Stored data:

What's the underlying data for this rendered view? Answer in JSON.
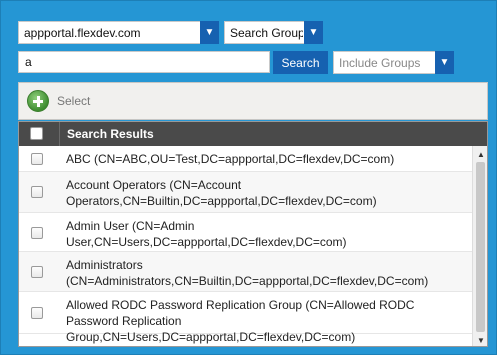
{
  "filters": {
    "domain_value": "appportal.flexdev.com",
    "search_type_value": "Search Group",
    "search_query": "a",
    "search_button_label": "Search",
    "include_value": "Include Groups"
  },
  "toolbar": {
    "select_label": "Select"
  },
  "grid": {
    "header_title": "Search Results",
    "rows": [
      {
        "text": "ABC (CN=ABC,OU=Test,DC=appportal,DC=flexdev,DC=com)"
      },
      {
        "text": "Account Operators (CN=Account Operators,CN=Builtin,DC=appportal,DC=flexdev,DC=com)"
      },
      {
        "text": "Admin User (CN=Admin User,CN=Users,DC=appportal,DC=flexdev,DC=com)"
      },
      {
        "text": "Administrators (CN=Administrators,CN=Builtin,DC=appportal,DC=flexdev,DC=com)"
      },
      {
        "text": "Allowed RODC Password Replication Group (CN=Allowed RODC Password Replication Group,CN=Users,DC=appportal,DC=flexdev,DC=com)"
      }
    ]
  },
  "colors": {
    "panel_bg": "#2596d4",
    "button_blue": "#1661b0",
    "grid_header": "#4a4a4a"
  },
  "icons": {
    "dropdown": "caret-down-icon",
    "add": "plus-circle-icon"
  }
}
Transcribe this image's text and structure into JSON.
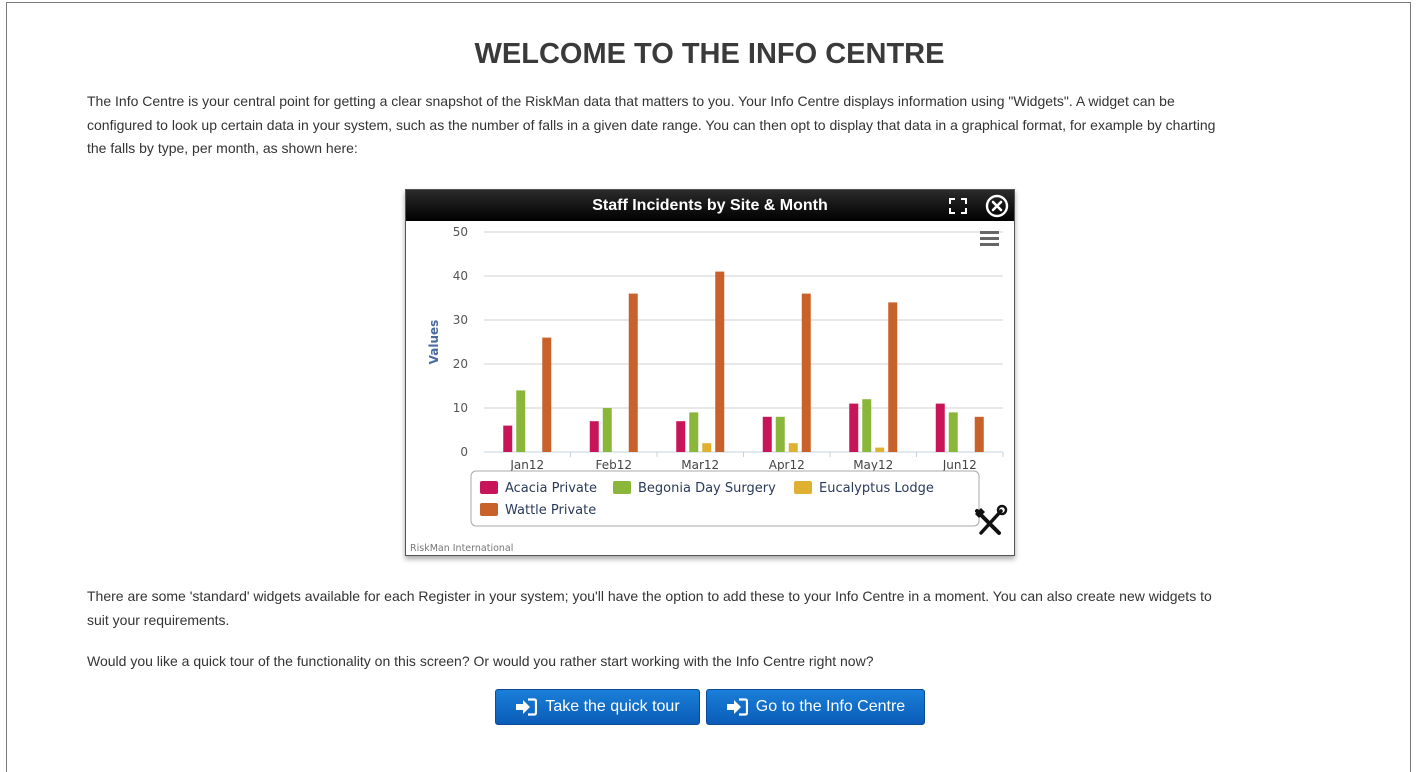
{
  "page": {
    "title": "WELCOME TO THE INFO CENTRE",
    "intro_lines": [
      "The Info Centre is your central point for getting a clear snapshot of the RiskMan data that matters to you. Your Info Centre displays information using \"Widgets\". A widget can be",
      "configured to look up certain data in your system, such as the number of falls in a given date range. You can then opt to display that data in a graphical format, for example by charting",
      "the falls by type, per month, as shown here:"
    ],
    "standard_lines": [
      "There are some 'standard' widgets available for each Register in your system; you'll have the option to add these to your Info Centre in a moment. You can also create new widgets to",
      "suit your requirements."
    ],
    "question": "Would you like a quick tour of the functionality on this screen? Or would you rather start working with the Info Centre right now?"
  },
  "widget": {
    "title": "Staff Incidents by Site & Month",
    "icons": [
      "expand-icon",
      "close-icon",
      "menu-icon",
      "tools-icon"
    ],
    "credit": "RiskMan International"
  },
  "chart_data": {
    "type": "bar",
    "title": "Staff Incidents by Site & Month",
    "ylabel": "Values",
    "xlabel": "",
    "ylim": [
      0,
      50
    ],
    "yticks": [
      0,
      10,
      20,
      30,
      40,
      50
    ],
    "grid": true,
    "legend_position": "bottom",
    "categories": [
      "Jan12",
      "Feb12",
      "Mar12",
      "Apr12",
      "May12",
      "Jun12"
    ],
    "series": [
      {
        "name": "Acacia Private",
        "color": "#c8155a",
        "values": [
          6,
          7,
          7,
          8,
          11,
          11
        ]
      },
      {
        "name": "Begonia Day Surgery",
        "color": "#8ab73a",
        "values": [
          14,
          10,
          9,
          8,
          12,
          9
        ]
      },
      {
        "name": "Eucalyptus Lodge",
        "color": "#e0b030",
        "values": [
          0,
          0,
          2,
          2,
          1,
          0
        ]
      },
      {
        "name": "Wattle Private",
        "color": "#c8612a",
        "values": [
          26,
          36,
          41,
          36,
          34,
          8
        ]
      }
    ]
  },
  "buttons": {
    "tour_label": "Take the quick tour",
    "info_label": "Go to the Info Centre",
    "icon": "sign-in-icon"
  }
}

▶ [What is needed] Only a number is wanted: how many lines of the data above contain "text"?

▶ [Output for this task] 6